_AIM_: Transcribe the whole listing without a single picture.

[Figure record listings]
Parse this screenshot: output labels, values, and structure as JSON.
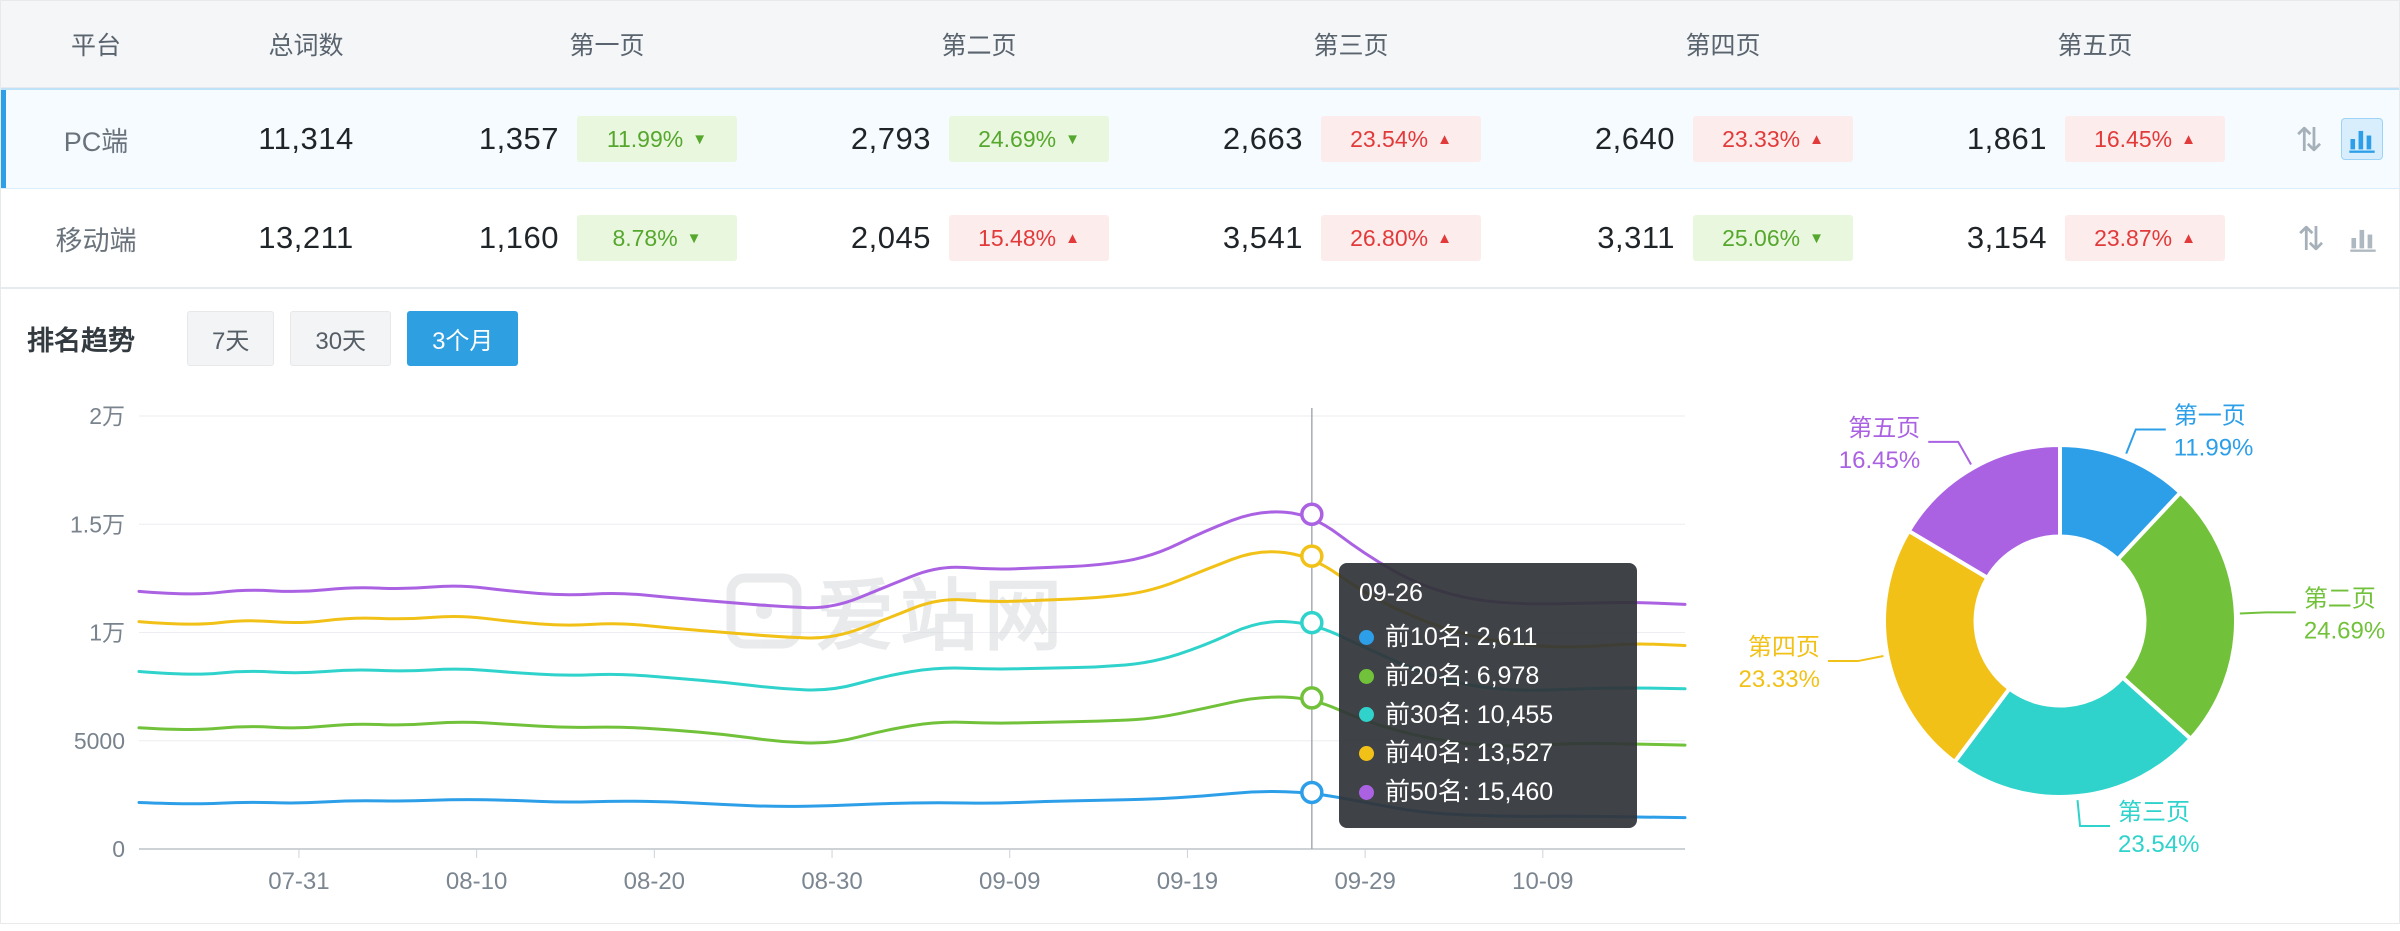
{
  "page": {
    "watermark": "爱站网"
  },
  "table": {
    "headers": [
      "平台",
      "总词数",
      "第一页",
      "第二页",
      "第三页",
      "第四页",
      "第五页"
    ],
    "rows": [
      {
        "platform": "PC端",
        "total": "11,314",
        "selected": true,
        "pages": [
          {
            "value": "1,357",
            "pct": "11.99%",
            "dir": "down"
          },
          {
            "value": "2,793",
            "pct": "24.69%",
            "dir": "down"
          },
          {
            "value": "2,663",
            "pct": "23.54%",
            "dir": "up"
          },
          {
            "value": "2,640",
            "pct": "23.33%",
            "dir": "up"
          },
          {
            "value": "1,861",
            "pct": "16.45%",
            "dir": "up"
          }
        ]
      },
      {
        "platform": "移动端",
        "total": "13,211",
        "selected": false,
        "pages": [
          {
            "value": "1,160",
            "pct": "8.78%",
            "dir": "down"
          },
          {
            "value": "2,045",
            "pct": "15.48%",
            "dir": "up"
          },
          {
            "value": "3,541",
            "pct": "26.80%",
            "dir": "up"
          },
          {
            "value": "3,311",
            "pct": "25.06%",
            "dir": "down"
          },
          {
            "value": "3,154",
            "pct": "23.87%",
            "dir": "up"
          }
        ]
      }
    ]
  },
  "trend": {
    "title": "排名趋势",
    "tabs": [
      "7天",
      "30天",
      "3个月"
    ],
    "active_tab": "3个月"
  },
  "tooltip": {
    "title": "09-26",
    "items": [
      {
        "text": "前10名: 2,611",
        "color": "#2d9fe8"
      },
      {
        "text": "前20名: 6,978",
        "color": "#71c23a"
      },
      {
        "text": "前30名: 10,455",
        "color": "#2fd3cb"
      },
      {
        "text": "前40名: 13,527",
        "color": "#f2c118"
      },
      {
        "text": "前50名: 15,460",
        "color": "#aa62e3"
      }
    ]
  },
  "chart_data": [
    {
      "type": "line",
      "title": "排名趋势(3个月)",
      "ylim": [
        0,
        20000
      ],
      "y_ticks": [
        {
          "v": 0,
          "label": "0"
        },
        {
          "v": 5000,
          "label": "5000"
        },
        {
          "v": 10000,
          "label": "1万"
        },
        {
          "v": 15000,
          "label": "1.5万"
        },
        {
          "v": 20000,
          "label": "2万"
        }
      ],
      "x_tick_labels": [
        "07-31",
        "08-10",
        "08-20",
        "08-30",
        "09-09",
        "09-19",
        "09-29",
        "10-09"
      ],
      "highlight_date": "09-26",
      "x_dates": [
        "07-22",
        "07-25",
        "07-28",
        "07-31",
        "08-03",
        "08-06",
        "08-09",
        "08-12",
        "08-15",
        "08-18",
        "08-21",
        "08-24",
        "08-27",
        "08-30",
        "09-02",
        "09-05",
        "09-08",
        "09-11",
        "09-14",
        "09-17",
        "09-20",
        "09-23",
        "09-26",
        "09-29",
        "10-02",
        "10-05",
        "10-08",
        "10-11",
        "10-14",
        "10-17"
      ],
      "series": [
        {
          "name": "前10名",
          "color": "#2d9fe8",
          "values": [
            2150,
            2050,
            2180,
            2100,
            2250,
            2200,
            2300,
            2250,
            2150,
            2220,
            2180,
            2050,
            1950,
            2000,
            2100,
            2150,
            2100,
            2200,
            2250,
            2300,
            2450,
            2680,
            2611,
            2150,
            1700,
            1550,
            1500,
            1520,
            1480,
            1450
          ]
        },
        {
          "name": "前20名",
          "color": "#71c23a",
          "values": [
            5600,
            5450,
            5700,
            5550,
            5800,
            5700,
            5900,
            5750,
            5600,
            5650,
            5500,
            5300,
            4950,
            4850,
            5500,
            5900,
            5800,
            5850,
            5900,
            6000,
            6500,
            7050,
            6978,
            5900,
            5200,
            4800,
            4750,
            4900,
            4850,
            4800
          ]
        },
        {
          "name": "前30名",
          "color": "#2fd3cb",
          "values": [
            8200,
            8000,
            8250,
            8100,
            8300,
            8200,
            8350,
            8150,
            8000,
            8100,
            7900,
            7700,
            7400,
            7300,
            8000,
            8400,
            8300,
            8350,
            8400,
            8600,
            9400,
            10550,
            10455,
            9300,
            8200,
            7500,
            7300,
            7400,
            7450,
            7400
          ]
        },
        {
          "name": "前40名",
          "color": "#f2c118",
          "values": [
            10500,
            10300,
            10600,
            10400,
            10700,
            10600,
            10800,
            10500,
            10300,
            10450,
            10200,
            10000,
            9800,
            9700,
            10600,
            11600,
            11400,
            11500,
            11600,
            11900,
            12900,
            13850,
            13527,
            11800,
            10600,
            9800,
            9400,
            9300,
            9500,
            9400
          ]
        },
        {
          "name": "前50名",
          "color": "#aa62e3",
          "values": [
            11900,
            11700,
            12000,
            11850,
            12100,
            12000,
            12200,
            11900,
            11700,
            11850,
            11600,
            11400,
            11200,
            11100,
            12100,
            13100,
            12900,
            13000,
            13100,
            13500,
            14700,
            15650,
            15460,
            13600,
            12200,
            11500,
            11300,
            11350,
            11400,
            11300
          ]
        }
      ]
    },
    {
      "type": "pie",
      "inner_ratio": 0.48,
      "slices": [
        {
          "label": "第一页",
          "pct": 11.99,
          "color": "#2d9fe8"
        },
        {
          "label": "第二页",
          "pct": 24.69,
          "color": "#71c23a"
        },
        {
          "label": "第三页",
          "pct": 23.54,
          "color": "#2fd3cb"
        },
        {
          "label": "第四页",
          "pct": 23.33,
          "color": "#f2c118"
        },
        {
          "label": "第五页",
          "pct": 16.45,
          "color": "#aa62e3"
        }
      ]
    }
  ]
}
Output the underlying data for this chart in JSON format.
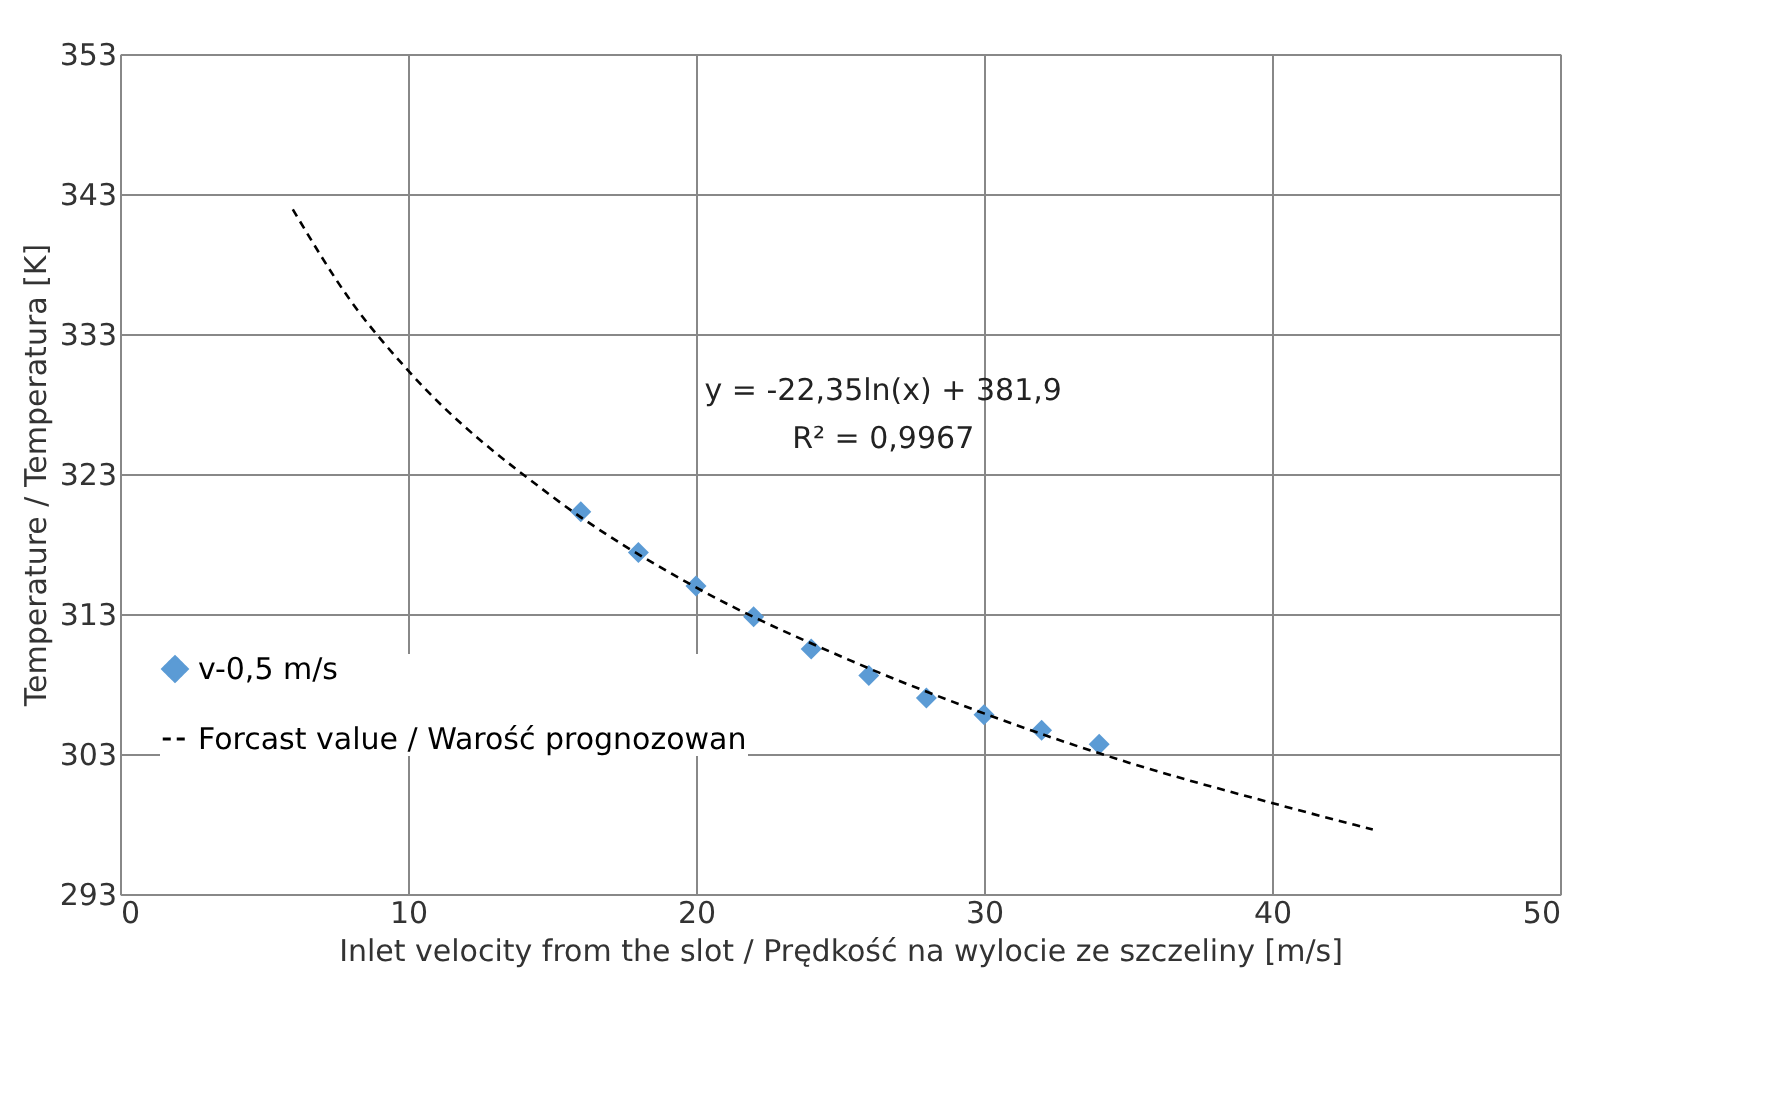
{
  "chart_data": {
    "type": "scatter",
    "xlabel": "Inlet velocity from the slot / Prędkość na wylocie ze szczeliny [m/s]",
    "ylabel": "Temperature  / Temperatura [K]",
    "x": [
      16,
      18,
      20,
      22,
      24,
      26,
      28,
      30,
      32,
      34
    ],
    "series": [
      {
        "name": "v-0,5 m/s",
        "color": "#5b9bd5",
        "marker": "diamond",
        "values": [
          320.3,
          317.4,
          315.0,
          312.8,
          310.5,
          308.6,
          307.0,
          305.8,
          304.7,
          303.7
        ]
      },
      {
        "name": "Forcast value / Warość prognozowan",
        "type": "line",
        "color": "#000000",
        "line_style": "dashed",
        "marker": "none",
        "x": [
          6,
          8,
          10,
          15,
          20,
          25,
          30,
          35,
          40,
          43.5
        ],
        "values": [
          341.9,
          335.4,
          330.4,
          321.4,
          314.9,
          310.0,
          305.9,
          302.4,
          299.5,
          297.6
        ]
      }
    ],
    "annotations": [
      "y = -22,35ln(x) + 381,9",
      "R² = 0,9967"
    ],
    "xlim": [
      0,
      50
    ],
    "xticks": [
      0,
      10,
      20,
      30,
      40,
      50
    ],
    "ylim": [
      293,
      353
    ],
    "yticks": [
      293,
      303,
      313,
      323,
      333,
      343,
      353
    ],
    "grid": true,
    "legend": "bottom left"
  }
}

_FULL OUTPUT_:
Parse this screenshot: output labels, values, and structure as JSON.
{
  "page": {
    "watermark": "爱站网"
  },
  "table": {
    "headers": [
      "平台",
      "总词数",
      "第一页",
      "第二页",
      "第三页",
      "第四页",
      "第五页"
    ],
    "rows": [
      {
        "platform": "PC端",
        "total": "11,314",
        "selected": true,
        "pages": [
          {
            "value": "1,357",
            "pct": "11.99%",
            "dir": "down"
          },
          {
            "value": "2,793",
            "pct": "24.69%",
            "dir": "down"
          },
          {
            "value": "2,663",
            "pct": "23.54%",
            "dir": "up"
          },
          {
            "value": "2,640",
            "pct": "23.33%",
            "dir": "up"
          },
          {
            "value": "1,861",
            "pct": "16.45%",
            "dir": "up"
          }
        ]
      },
      {
        "platform": "移动端",
        "total": "13,211",
        "selected": false,
        "pages": [
          {
            "value": "1,160",
            "pct": "8.78%",
            "dir": "down"
          },
          {
            "value": "2,045",
            "pct": "15.48%",
            "dir": "up"
          },
          {
            "value": "3,541",
            "pct": "26.80%",
            "dir": "up"
          },
          {
            "value": "3,311",
            "pct": "25.06%",
            "dir": "down"
          },
          {
            "value": "3,154",
            "pct": "23.87%",
            "dir": "up"
          }
        ]
      }
    ]
  },
  "trend": {
    "title": "排名趋势",
    "tabs": [
      "7天",
      "30天",
      "3个月"
    ],
    "active_tab": "3个月"
  },
  "tooltip": {
    "title": "09-26",
    "items": [
      {
        "text": "前10名: 2,611",
        "color": "#2d9fe8"
      },
      {
        "text": "前20名: 6,978",
        "color": "#71c23a"
      },
      {
        "text": "前30名: 10,455",
        "color": "#2fd3cb"
      },
      {
        "text": "前40名: 13,527",
        "color": "#f2c118"
      },
      {
        "text": "前50名: 15,460",
        "color": "#aa62e3"
      }
    ]
  },
  "chart_data": [
    {
      "type": "line",
      "title": "排名趋势(3个月)",
      "ylim": [
        0,
        20000
      ],
      "y_ticks": [
        {
          "v": 0,
          "label": "0"
        },
        {
          "v": 5000,
          "label": "5000"
        },
        {
          "v": 10000,
          "label": "1万"
        },
        {
          "v": 15000,
          "label": "1.5万"
        },
        {
          "v": 20000,
          "label": "2万"
        }
      ],
      "x_tick_labels": [
        "07-31",
        "08-10",
        "08-20",
        "08-30",
        "09-09",
        "09-19",
        "09-29",
        "10-09"
      ],
      "highlight_date": "09-26",
      "x_dates": [
        "07-22",
        "07-25",
        "07-28",
        "07-31",
        "08-03",
        "08-06",
        "08-09",
        "08-12",
        "08-15",
        "08-18",
        "08-21",
        "08-24",
        "08-27",
        "08-30",
        "09-02",
        "09-05",
        "09-08",
        "09-11",
        "09-14",
        "09-17",
        "09-20",
        "09-23",
        "09-26",
        "09-29",
        "10-02",
        "10-05",
        "10-08",
        "10-11",
        "10-14",
        "10-17"
      ],
      "series": [
        {
          "name": "前10名",
          "color": "#2d9fe8",
          "values": [
            2150,
            2050,
            2180,
            2100,
            2250,
            2200,
            2300,
            2250,
            2150,
            2220,
            2180,
            2050,
            1950,
            2000,
            2100,
            2150,
            2100,
            2200,
            2250,
            2300,
            2450,
            2680,
            2611,
            2150,
            1700,
            1550,
            1500,
            1520,
            1480,
            1450
          ]
        },
        {
          "name": "前20名",
          "color": "#71c23a",
          "values": [
            5600,
            5450,
            5700,
            5550,
            5800,
            5700,
            5900,
            5750,
            5600,
            5650,
            5500,
            5300,
            4950,
            4850,
            5500,
            5900,
            5800,
            5850,
            5900,
            6000,
            6500,
            7050,
            6978,
            5900,
            5200,
            4800,
            4750,
            4900,
            4850,
            4800
          ]
        },
        {
          "name": "前30名",
          "color": "#2fd3cb",
          "values": [
            8200,
            8000,
            8250,
            8100,
            8300,
            8200,
            8350,
            8150,
            8000,
            8100,
            7900,
            7700,
            7400,
            7300,
            8000,
            8400,
            8300,
            8350,
            8400,
            8600,
            9400,
            10550,
            10455,
            9300,
            8200,
            7500,
            7300,
            7400,
            7450,
            7400
          ]
        },
        {
          "name": "前40名",
          "color": "#f2c118",
          "values": [
            10500,
            10300,
            10600,
            10400,
            10700,
            10600,
            10800,
            10500,
            10300,
            10450,
            10200,
            10000,
            9800,
            9700,
            10600,
            11600,
            11400,
            11500,
            11600,
            11900,
            12900,
            13850,
            13527,
            11800,
            10600,
            9800,
            9400,
            9300,
            9500,
            9400
          ]
        },
        {
          "name": "前50名",
          "color": "#aa62e3",
          "values": [
            11900,
            11700,
            12000,
            11850,
            12100,
            12000,
            12200,
            11900,
            11700,
            11850,
            11600,
            11400,
            11200,
            11100,
            12100,
            13100,
            12900,
            13000,
            13100,
            13500,
            14700,
            15650,
            15460,
            13600,
            12200,
            11500,
            11300,
            11350,
            11400,
            11300
          ]
        }
      ]
    },
    {
      "type": "pie",
      "inner_ratio": 0.48,
      "slices": [
        {
          "label": "第一页",
          "pct": 11.99,
          "color": "#2d9fe8"
        },
        {
          "label": "第二页",
          "pct": 24.69,
          "color": "#71c23a"
        },
        {
          "label": "第三页",
          "pct": 23.54,
          "color": "#2fd3cb"
        },
        {
          "label": "第四页",
          "pct": 23.33,
          "color": "#f2c118"
        },
        {
          "label": "第五页",
          "pct": 16.45,
          "color": "#aa62e3"
        }
      ]
    }
  ]
}
Output the underlying data for this chart in JSON format.
{
  "chart_data": {
    "type": "scatter",
    "xlabel": "Inlet velocity from the slot / Prędkość na wylocie ze szczeliny [m/s]",
    "ylabel": "Temperature  / Temperatura [K]",
    "x": [
      16,
      18,
      20,
      22,
      24,
      26,
      28,
      30,
      32,
      34
    ],
    "series": [
      {
        "name": "v-0,5 m/s",
        "color": "#5b9bd5",
        "marker": "diamond",
        "values": [
          320.3,
          317.4,
          315.0,
          312.8,
          310.5,
          308.6,
          307.0,
          305.8,
          304.7,
          303.7
        ]
      },
      {
        "name": "Forcast value / Warość prognozowan",
        "type": "line",
        "color": "#000000",
        "line_style": "dashed",
        "marker": "none",
        "x": [
          6,
          8,
          10,
          15,
          20,
          25,
          30,
          35,
          40,
          43.5
        ],
        "values": [
          341.9,
          335.4,
          330.4,
          321.4,
          314.9,
          310.0,
          305.9,
          302.4,
          299.5,
          297.6
        ]
      }
    ],
    "annotations": [
      "y = -22,35ln(x) + 381,9",
      "R² = 0,9967"
    ],
    "xlim": [
      0,
      50
    ],
    "xticks": [
      0,
      10,
      20,
      30,
      40,
      50
    ],
    "ylim": [
      293,
      353
    ],
    "yticks": [
      293,
      303,
      313,
      323,
      333,
      343,
      353
    ],
    "grid": true,
    "legend": "bottom left"
  }
}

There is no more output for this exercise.